DATA PROVIDED —

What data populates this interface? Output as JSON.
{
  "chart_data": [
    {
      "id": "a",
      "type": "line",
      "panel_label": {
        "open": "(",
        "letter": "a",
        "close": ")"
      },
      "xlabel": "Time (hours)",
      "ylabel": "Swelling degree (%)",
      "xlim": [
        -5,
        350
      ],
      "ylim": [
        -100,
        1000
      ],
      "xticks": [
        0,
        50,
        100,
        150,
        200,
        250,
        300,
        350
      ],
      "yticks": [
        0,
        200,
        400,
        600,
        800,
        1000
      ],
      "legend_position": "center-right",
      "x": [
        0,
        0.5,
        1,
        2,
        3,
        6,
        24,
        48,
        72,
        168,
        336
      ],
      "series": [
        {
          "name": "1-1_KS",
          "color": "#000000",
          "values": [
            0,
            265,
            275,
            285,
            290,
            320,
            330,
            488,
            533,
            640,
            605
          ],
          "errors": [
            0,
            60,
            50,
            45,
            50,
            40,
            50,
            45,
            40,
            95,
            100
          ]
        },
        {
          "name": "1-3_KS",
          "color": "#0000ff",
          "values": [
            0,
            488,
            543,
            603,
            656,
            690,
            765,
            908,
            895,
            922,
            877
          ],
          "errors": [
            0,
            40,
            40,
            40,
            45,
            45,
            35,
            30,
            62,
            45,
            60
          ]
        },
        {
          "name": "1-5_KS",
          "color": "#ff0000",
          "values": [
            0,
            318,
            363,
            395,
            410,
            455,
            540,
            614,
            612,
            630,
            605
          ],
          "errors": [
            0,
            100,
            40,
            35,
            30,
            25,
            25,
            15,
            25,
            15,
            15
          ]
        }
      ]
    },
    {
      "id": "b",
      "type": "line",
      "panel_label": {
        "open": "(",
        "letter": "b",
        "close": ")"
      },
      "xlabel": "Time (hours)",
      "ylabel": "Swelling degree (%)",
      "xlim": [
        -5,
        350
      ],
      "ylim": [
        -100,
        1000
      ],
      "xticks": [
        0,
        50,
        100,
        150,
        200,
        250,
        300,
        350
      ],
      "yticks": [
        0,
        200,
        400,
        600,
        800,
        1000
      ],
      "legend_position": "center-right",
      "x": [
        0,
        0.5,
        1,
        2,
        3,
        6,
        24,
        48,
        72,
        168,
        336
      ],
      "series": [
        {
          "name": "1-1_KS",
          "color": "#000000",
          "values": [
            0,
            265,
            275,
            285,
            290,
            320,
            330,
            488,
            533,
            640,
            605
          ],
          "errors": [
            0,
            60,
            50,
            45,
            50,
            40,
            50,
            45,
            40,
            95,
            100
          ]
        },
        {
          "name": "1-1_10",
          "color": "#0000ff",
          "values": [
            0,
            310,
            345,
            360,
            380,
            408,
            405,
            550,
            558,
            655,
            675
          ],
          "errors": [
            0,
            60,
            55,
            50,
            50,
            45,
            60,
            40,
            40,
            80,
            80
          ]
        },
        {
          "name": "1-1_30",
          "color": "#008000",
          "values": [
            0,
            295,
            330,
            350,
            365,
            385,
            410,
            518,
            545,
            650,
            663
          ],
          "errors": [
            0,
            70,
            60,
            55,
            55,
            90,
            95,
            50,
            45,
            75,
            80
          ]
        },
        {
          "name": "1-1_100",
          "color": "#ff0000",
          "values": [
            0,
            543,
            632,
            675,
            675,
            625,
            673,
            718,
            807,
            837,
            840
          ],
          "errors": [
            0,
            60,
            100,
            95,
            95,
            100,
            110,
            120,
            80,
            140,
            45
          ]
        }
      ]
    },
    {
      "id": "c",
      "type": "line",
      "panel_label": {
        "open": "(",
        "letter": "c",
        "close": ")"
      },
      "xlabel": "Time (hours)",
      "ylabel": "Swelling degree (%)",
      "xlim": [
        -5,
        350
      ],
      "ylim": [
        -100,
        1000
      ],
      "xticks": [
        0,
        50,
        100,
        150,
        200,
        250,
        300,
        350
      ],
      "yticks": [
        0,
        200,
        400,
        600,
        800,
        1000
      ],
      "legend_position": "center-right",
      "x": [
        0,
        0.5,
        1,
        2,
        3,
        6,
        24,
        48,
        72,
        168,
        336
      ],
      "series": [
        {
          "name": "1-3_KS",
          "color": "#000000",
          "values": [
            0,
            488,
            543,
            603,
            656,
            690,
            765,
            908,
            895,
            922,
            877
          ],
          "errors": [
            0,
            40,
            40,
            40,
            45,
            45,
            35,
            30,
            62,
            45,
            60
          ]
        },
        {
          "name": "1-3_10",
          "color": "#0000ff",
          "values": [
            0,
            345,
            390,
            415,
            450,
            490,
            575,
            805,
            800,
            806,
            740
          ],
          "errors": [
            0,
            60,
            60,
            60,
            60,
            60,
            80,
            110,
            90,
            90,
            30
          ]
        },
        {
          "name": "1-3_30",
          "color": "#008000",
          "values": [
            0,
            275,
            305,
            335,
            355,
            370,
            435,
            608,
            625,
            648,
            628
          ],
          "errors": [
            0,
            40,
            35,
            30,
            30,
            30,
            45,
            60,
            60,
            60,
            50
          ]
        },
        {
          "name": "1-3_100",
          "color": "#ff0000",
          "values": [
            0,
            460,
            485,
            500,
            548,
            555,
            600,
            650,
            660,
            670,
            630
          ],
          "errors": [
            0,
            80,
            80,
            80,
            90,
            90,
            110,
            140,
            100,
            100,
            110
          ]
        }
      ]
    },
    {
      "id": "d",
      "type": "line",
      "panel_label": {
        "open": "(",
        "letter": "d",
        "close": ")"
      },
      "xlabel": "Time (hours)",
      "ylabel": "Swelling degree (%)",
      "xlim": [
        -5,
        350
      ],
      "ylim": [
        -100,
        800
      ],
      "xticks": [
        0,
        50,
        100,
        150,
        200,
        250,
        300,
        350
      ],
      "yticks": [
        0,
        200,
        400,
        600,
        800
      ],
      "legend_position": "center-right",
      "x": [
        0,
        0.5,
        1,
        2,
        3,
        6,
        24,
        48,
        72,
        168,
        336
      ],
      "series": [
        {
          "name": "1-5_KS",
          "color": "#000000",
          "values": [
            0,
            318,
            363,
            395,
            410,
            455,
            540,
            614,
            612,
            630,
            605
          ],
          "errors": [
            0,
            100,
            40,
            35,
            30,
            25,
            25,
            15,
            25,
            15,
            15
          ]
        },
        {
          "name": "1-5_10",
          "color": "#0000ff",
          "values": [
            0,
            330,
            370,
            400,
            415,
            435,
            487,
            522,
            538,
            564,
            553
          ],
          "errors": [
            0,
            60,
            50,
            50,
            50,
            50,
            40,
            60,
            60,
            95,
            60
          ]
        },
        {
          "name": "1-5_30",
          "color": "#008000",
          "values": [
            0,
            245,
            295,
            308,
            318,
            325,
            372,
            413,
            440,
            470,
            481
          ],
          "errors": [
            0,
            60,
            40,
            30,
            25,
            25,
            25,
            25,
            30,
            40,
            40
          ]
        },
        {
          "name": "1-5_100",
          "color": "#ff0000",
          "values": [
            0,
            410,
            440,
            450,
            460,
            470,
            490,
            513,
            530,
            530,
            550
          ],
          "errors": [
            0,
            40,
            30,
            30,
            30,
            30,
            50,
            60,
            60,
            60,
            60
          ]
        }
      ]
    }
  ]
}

EXERCISE PROMPT —
Retype every entry above, word for word.

RESPONSE —
What data populates this interface? Output as JSON.
{
  "chart_data": [
    {
      "id": "a",
      "type": "line",
      "panel_label": {
        "open": "(",
        "letter": "a",
        "close": ")"
      },
      "xlabel": "Time (hours)",
      "ylabel": "Swelling degree (%)",
      "xlim": [
        -5,
        350
      ],
      "ylim": [
        -100,
        1000
      ],
      "xticks": [
        0,
        50,
        100,
        150,
        200,
        250,
        300,
        350
      ],
      "yticks": [
        0,
        200,
        400,
        600,
        800,
        1000
      ],
      "legend_position": "center-right",
      "x": [
        0,
        0.5,
        1,
        2,
        3,
        6,
        24,
        48,
        72,
        168,
        336
      ],
      "series": [
        {
          "name": "1-1_KS",
          "color": "#000000",
          "values": [
            0,
            265,
            275,
            285,
            290,
            320,
            330,
            488,
            533,
            640,
            605
          ],
          "errors": [
            0,
            60,
            50,
            45,
            50,
            40,
            50,
            45,
            40,
            95,
            100
          ]
        },
        {
          "name": "1-3_KS",
          "color": "#0000ff",
          "values": [
            0,
            488,
            543,
            603,
            656,
            690,
            765,
            908,
            895,
            922,
            877
          ],
          "errors": [
            0,
            40,
            40,
            40,
            45,
            45,
            35,
            30,
            62,
            45,
            60
          ]
        },
        {
          "name": "1-5_KS",
          "color": "#ff0000",
          "values": [
            0,
            318,
            363,
            395,
            410,
            455,
            540,
            614,
            612,
            630,
            605
          ],
          "errors": [
            0,
            100,
            40,
            35,
            30,
            25,
            25,
            15,
            25,
            15,
            15
          ]
        }
      ]
    },
    {
      "id": "b",
      "type": "line",
      "panel_label": {
        "open": "(",
        "letter": "b",
        "close": ")"
      },
      "xlabel": "Time (hours)",
      "ylabel": "Swelling degree (%)",
      "xlim": [
        -5,
        350
      ],
      "ylim": [
        -100,
        1000
      ],
      "xticks": [
        0,
        50,
        100,
        150,
        200,
        250,
        300,
        350
      ],
      "yticks": [
        0,
        200,
        400,
        600,
        800,
        1000
      ],
      "legend_position": "center-right",
      "x": [
        0,
        0.5,
        1,
        2,
        3,
        6,
        24,
        48,
        72,
        168,
        336
      ],
      "series": [
        {
          "name": "1-1_KS",
          "color": "#000000",
          "values": [
            0,
            265,
            275,
            285,
            290,
            320,
            330,
            488,
            533,
            640,
            605
          ],
          "errors": [
            0,
            60,
            50,
            45,
            50,
            40,
            50,
            45,
            40,
            95,
            100
          ]
        },
        {
          "name": "1-1_10",
          "color": "#0000ff",
          "values": [
            0,
            310,
            345,
            360,
            380,
            408,
            405,
            550,
            558,
            655,
            675
          ],
          "errors": [
            0,
            60,
            55,
            50,
            50,
            45,
            60,
            40,
            40,
            80,
            80
          ]
        },
        {
          "name": "1-1_30",
          "color": "#008000",
          "values": [
            0,
            295,
            330,
            350,
            365,
            385,
            410,
            518,
            545,
            650,
            663
          ],
          "errors": [
            0,
            70,
            60,
            55,
            55,
            90,
            95,
            50,
            45,
            75,
            80
          ]
        },
        {
          "name": "1-1_100",
          "color": "#ff0000",
          "values": [
            0,
            543,
            632,
            675,
            675,
            625,
            673,
            718,
            807,
            837,
            840
          ],
          "errors": [
            0,
            60,
            100,
            95,
            95,
            100,
            110,
            120,
            80,
            140,
            45
          ]
        }
      ]
    },
    {
      "id": "c",
      "type": "line",
      "panel_label": {
        "open": "(",
        "letter": "c",
        "close": ")"
      },
      "xlabel": "Time (hours)",
      "ylabel": "Swelling degree (%)",
      "xlim": [
        -5,
        350
      ],
      "ylim": [
        -100,
        1000
      ],
      "xticks": [
        0,
        50,
        100,
        150,
        200,
        250,
        300,
        350
      ],
      "yticks": [
        0,
        200,
        400,
        600,
        800,
        1000
      ],
      "legend_position": "center-right",
      "x": [
        0,
        0.5,
        1,
        2,
        3,
        6,
        24,
        48,
        72,
        168,
        336
      ],
      "series": [
        {
          "name": "1-3_KS",
          "color": "#000000",
          "values": [
            0,
            488,
            543,
            603,
            656,
            690,
            765,
            908,
            895,
            922,
            877
          ],
          "errors": [
            0,
            40,
            40,
            40,
            45,
            45,
            35,
            30,
            62,
            45,
            60
          ]
        },
        {
          "name": "1-3_10",
          "color": "#0000ff",
          "values": [
            0,
            345,
            390,
            415,
            450,
            490,
            575,
            805,
            800,
            806,
            740
          ],
          "errors": [
            0,
            60,
            60,
            60,
            60,
            60,
            80,
            110,
            90,
            90,
            30
          ]
        },
        {
          "name": "1-3_30",
          "color": "#008000",
          "values": [
            0,
            275,
            305,
            335,
            355,
            370,
            435,
            608,
            625,
            648,
            628
          ],
          "errors": [
            0,
            40,
            35,
            30,
            30,
            30,
            45,
            60,
            60,
            60,
            50
          ]
        },
        {
          "name": "1-3_100",
          "color": "#ff0000",
          "values": [
            0,
            460,
            485,
            500,
            548,
            555,
            600,
            650,
            660,
            670,
            630
          ],
          "errors": [
            0,
            80,
            80,
            80,
            90,
            90,
            110,
            140,
            100,
            100,
            110
          ]
        }
      ]
    },
    {
      "id": "d",
      "type": "line",
      "panel_label": {
        "open": "(",
        "letter": "d",
        "close": ")"
      },
      "xlabel": "Time (hours)",
      "ylabel": "Swelling degree (%)",
      "xlim": [
        -5,
        350
      ],
      "ylim": [
        -100,
        800
      ],
      "xticks": [
        0,
        50,
        100,
        150,
        200,
        250,
        300,
        350
      ],
      "yticks": [
        0,
        200,
        400,
        600,
        800
      ],
      "legend_position": "center-right",
      "x": [
        0,
        0.5,
        1,
        2,
        3,
        6,
        24,
        48,
        72,
        168,
        336
      ],
      "series": [
        {
          "name": "1-5_KS",
          "color": "#000000",
          "values": [
            0,
            318,
            363,
            395,
            410,
            455,
            540,
            614,
            612,
            630,
            605
          ],
          "errors": [
            0,
            100,
            40,
            35,
            30,
            25,
            25,
            15,
            25,
            15,
            15
          ]
        },
        {
          "name": "1-5_10",
          "color": "#0000ff",
          "values": [
            0,
            330,
            370,
            400,
            415,
            435,
            487,
            522,
            538,
            564,
            553
          ],
          "errors": [
            0,
            60,
            50,
            50,
            50,
            50,
            40,
            60,
            60,
            95,
            60
          ]
        },
        {
          "name": "1-5_30",
          "color": "#008000",
          "values": [
            0,
            245,
            295,
            308,
            318,
            325,
            372,
            413,
            440,
            470,
            481
          ],
          "errors": [
            0,
            60,
            40,
            30,
            25,
            25,
            25,
            25,
            30,
            40,
            40
          ]
        },
        {
          "name": "1-5_100",
          "color": "#ff0000",
          "values": [
            0,
            410,
            440,
            450,
            460,
            470,
            490,
            513,
            530,
            530,
            550
          ],
          "errors": [
            0,
            40,
            30,
            30,
            30,
            30,
            50,
            60,
            60,
            60,
            60
          ]
        }
      ]
    }
  ]
}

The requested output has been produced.